- [TAREFAS]
- a) Atualize o excerto sobre o Chile: reescreva-o entre "15 maio 2014" e "enquanto lá esteve.", inclusive, trocando "amigo e leitor fiel" por "amigo e leitor atento".
- b) Responda com base no excerto sobre o Chile:
(i) Segundo o texto, em que data começa a história do Chile para o português médio?
(ii) Cerca de quantos dos presos foram executados?
(iii) Que filme é dado como exemplo do lado da violência com mais visibilidade?

15 maio 2014

HISTÓRIA ECONÓMICA DE UM DECÉNIO NO CHILE (1973-1982)

Dedicado a um amigo e leitor fiel que me prometera um texto sobre o Chile… enquanto lá esteve.
A história do Chile para o português médio que se pretenda atento começa em 11 de Setembro de 1973. E acaba em 11 de Setembro de 1973. O lado intelectual da história advém da substituição do remate canónico do …e viveram felizes para sempre pela complexidade de …e um general de óculos escuros com mau aspecto (Augusto Pinochet, acima à esquerda) derrubou num golpe de Estado sangrento um senhor de óculos que até parecia muito simpático (Salvador Allende, à direita). Mais em profundidade, deve-se esclarecer que a violência desencadeada pelo golpe de 11 de Setembro de 1973 exerceu-se de duas formas. Em primeiro lugar, focou-se nos opositores políticos ao poder da junta militar: os membros e activistas dos partidos que apoiavam o governo de Unidade Popular que fora derrubado foram perseguidos acabando presos ou tendo de se esconder e fugir do país. Cerca de três mil dos que foram presos foram executados e cerca de trinta mil tiveram que se exilar. Este foi o lado da violência a que se deu mais visibilidade, em filmes como, por exemplo Missing (1982).

- [EXTRATO DO MATERIAL]
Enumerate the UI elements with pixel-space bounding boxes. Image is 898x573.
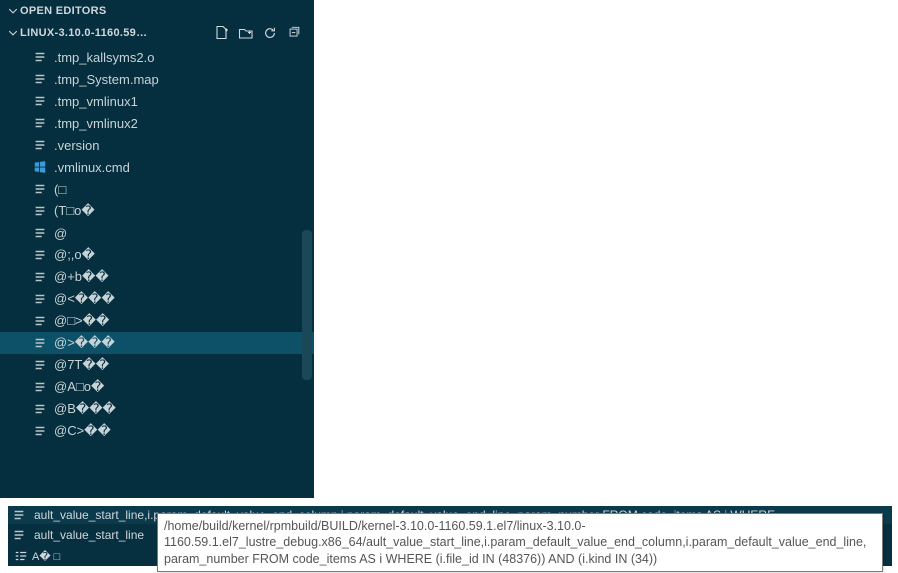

- [RESPOSTAS]
- a)
15 maio 2014

HISTÓRIA ECONÓMICA DE UM DECÉNIO NO CHILE (1973-1982)

Dedicado a um amigo e leitor atento que me prometera um texto sobre o Chile… enquanto lá esteve.

- b)
(i) Em 11 de Setembro de 1973.
(ii) Cerca de três mil.
(iii) Missing (1982).